--- INPUT FOR THIS TASK ---

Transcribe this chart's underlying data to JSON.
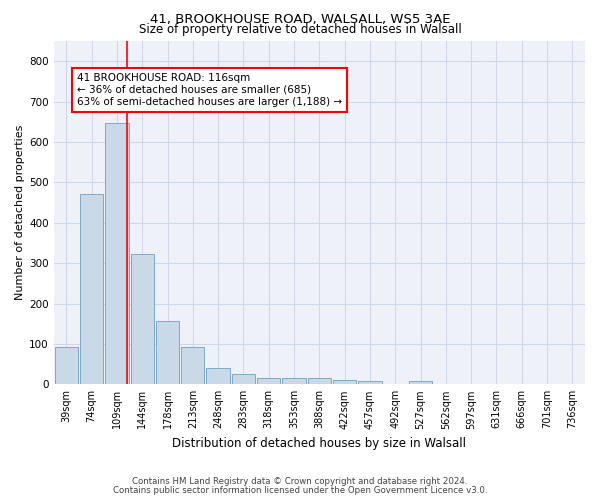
{
  "title_line1": "41, BROOKHOUSE ROAD, WALSALL, WS5 3AE",
  "title_line2": "Size of property relative to detached houses in Walsall",
  "xlabel": "Distribution of detached houses by size in Walsall",
  "ylabel": "Number of detached properties",
  "bar_labels": [
    "39sqm",
    "74sqm",
    "109sqm",
    "144sqm",
    "178sqm",
    "213sqm",
    "248sqm",
    "283sqm",
    "318sqm",
    "353sqm",
    "388sqm",
    "422sqm",
    "457sqm",
    "492sqm",
    "527sqm",
    "562sqm",
    "597sqm",
    "631sqm",
    "666sqm",
    "701sqm",
    "736sqm"
  ],
  "bar_values": [
    93,
    470,
    648,
    323,
    157,
    93,
    40,
    25,
    15,
    15,
    15,
    10,
    7,
    0,
    8,
    0,
    0,
    0,
    0,
    0,
    0
  ],
  "bar_color": "#c9d9e8",
  "bar_edge_color": "#7aaac8",
  "grid_color": "#d0d8e8",
  "background_color": "#eef2f8",
  "red_line_x": 2.38,
  "annotation_text": "41 BROOKHOUSE ROAD: 116sqm\n← 36% of detached houses are smaller (685)\n63% of semi-detached houses are larger (1,188) →",
  "annotation_box_color": "white",
  "annotation_box_edge": "red",
  "ylim": [
    0,
    850
  ],
  "yticks": [
    0,
    100,
    200,
    300,
    400,
    500,
    600,
    700,
    800
  ],
  "footer_line1": "Contains HM Land Registry data © Crown copyright and database right 2024.",
  "footer_line2": "Contains public sector information licensed under the Open Government Licence v3.0."
}
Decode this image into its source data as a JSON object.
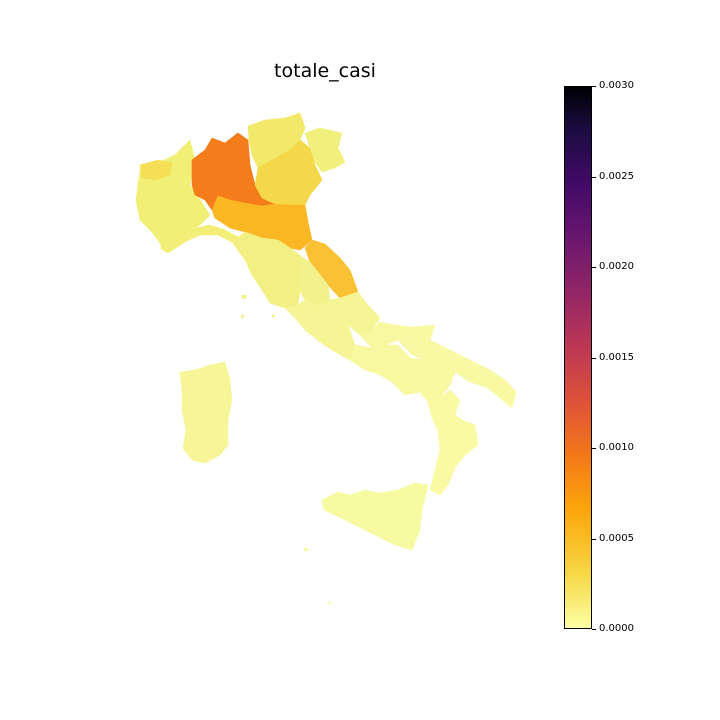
{
  "title": "totale_casi",
  "colorbar": {
    "colormap": "inferno_r",
    "min": 0.0,
    "max": 0.003,
    "ticks": [
      "0.0030",
      "0.0025",
      "0.0020",
      "0.0015",
      "0.0010",
      "0.0005",
      "0.0000"
    ]
  },
  "regions": [
    {
      "name": "Lombardia",
      "value": 0.00105,
      "color": "#f47c1a"
    },
    {
      "name": "Emilia-Romagna",
      "value": 0.00055,
      "color": "#fbb624"
    },
    {
      "name": "Marche",
      "value": 0.0004,
      "color": "#f9c133"
    },
    {
      "name": "Veneto",
      "value": 0.00022,
      "color": "#f5d84a"
    },
    {
      "name": "Piemonte",
      "value": 0.0001,
      "color": "#f1ef76"
    },
    {
      "name": "Trentino-Alto Adige",
      "value": 0.00015,
      "color": "#f2e86a"
    },
    {
      "name": "Friuli-Venezia Giulia",
      "value": 8e-05,
      "color": "#f1f07c"
    },
    {
      "name": "Valle d'Aosta",
      "value": 0.0002,
      "color": "#f4df57"
    },
    {
      "name": "Liguria",
      "value": 0.0001,
      "color": "#f2ee78"
    },
    {
      "name": "Toscana",
      "value": 0.0001,
      "color": "#f2f083"
    },
    {
      "name": "Umbria",
      "value": 8e-05,
      "color": "#f3f18c"
    },
    {
      "name": "Lazio",
      "value": 5e-05,
      "color": "#f5f595"
    },
    {
      "name": "Abruzzo",
      "value": 5e-05,
      "color": "#f5f596"
    },
    {
      "name": "Molise",
      "value": 3e-05,
      "color": "#f7f8a0"
    },
    {
      "name": "Campania",
      "value": 3e-05,
      "color": "#f7f89f"
    },
    {
      "name": "Puglia",
      "value": 2e-05,
      "color": "#f8f9a2"
    },
    {
      "name": "Basilicata",
      "value": 2e-05,
      "color": "#f8f9a1"
    },
    {
      "name": "Calabria",
      "value": 1e-05,
      "color": "#f9faa3"
    },
    {
      "name": "Sicilia",
      "value": 1e-05,
      "color": "#f8faa2"
    },
    {
      "name": "Sardegna",
      "value": 3e-05,
      "color": "#f6f698"
    }
  ]
}
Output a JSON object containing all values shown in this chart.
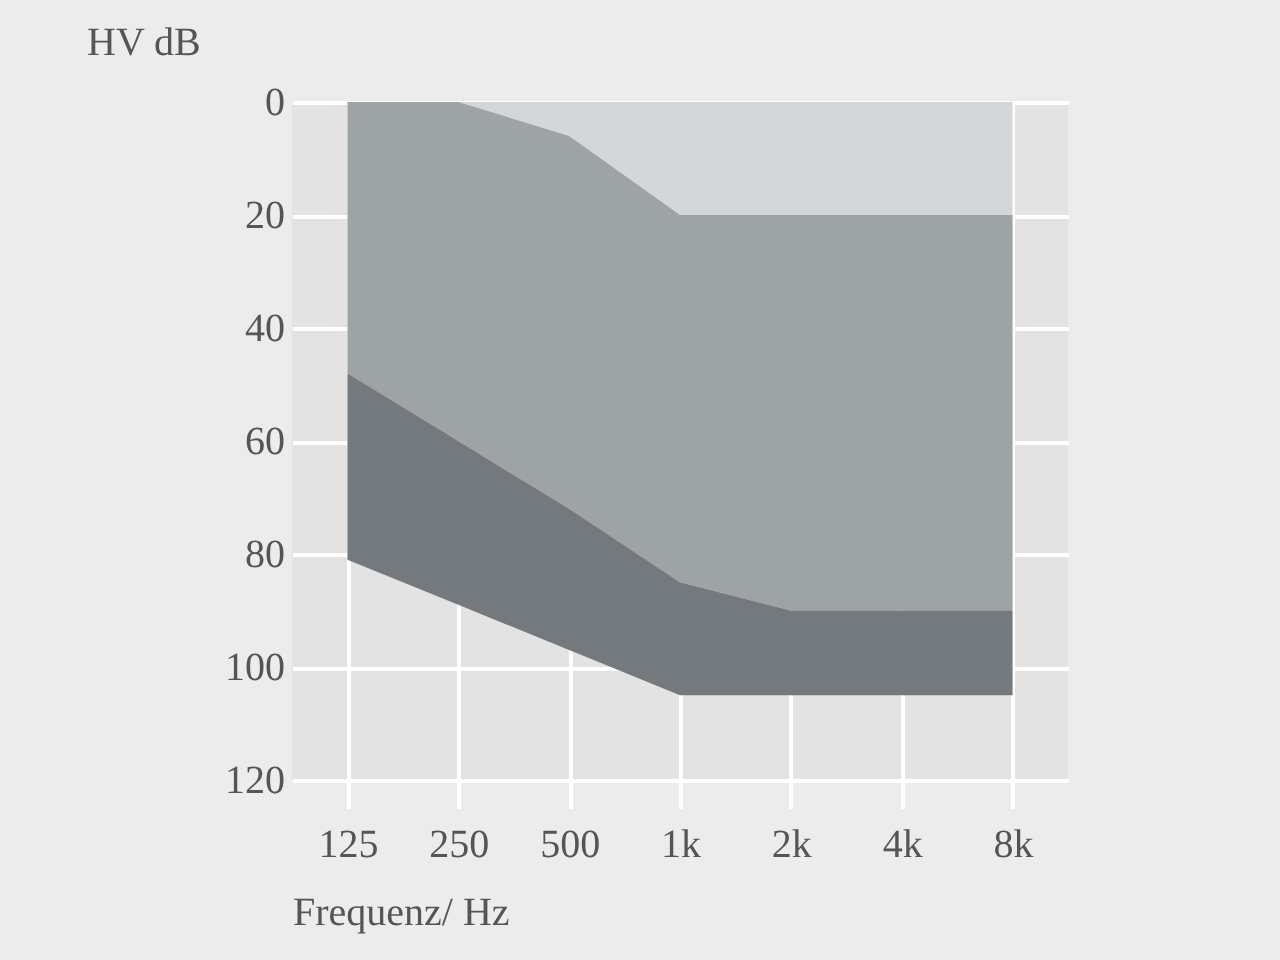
{
  "chart_data": {
    "type": "area",
    "stacked": true,
    "categories": [
      "125",
      "250",
      "500",
      "1k",
      "2k",
      "4k",
      "8k"
    ],
    "series": [
      {
        "color": "#d4d7d9",
        "values": [
          0,
          0,
          6,
          20,
          20,
          20,
          20
        ]
      },
      {
        "color": "#9ea3a6",
        "values": [
          48,
          60,
          66,
          65,
          70,
          70,
          70
        ]
      },
      {
        "color": "#73797d",
        "values": [
          33,
          29,
          25,
          20,
          15,
          15,
          15
        ]
      }
    ],
    "xlabel": "Frequenz/ Hz",
    "ylabel": "HV dB",
    "ylim": [
      120,
      0
    ],
    "yticks": [
      0,
      20,
      40,
      60,
      80,
      100,
      120
    ],
    "grid": true,
    "legend": false
  }
}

---

## TASK BRIEF:
Lines containing the word "ylabel" must all be returned from the material above.

## COMPLETED TASK:
  "ylabel": "Number of detached properties",
    "ylabel": "HV dB",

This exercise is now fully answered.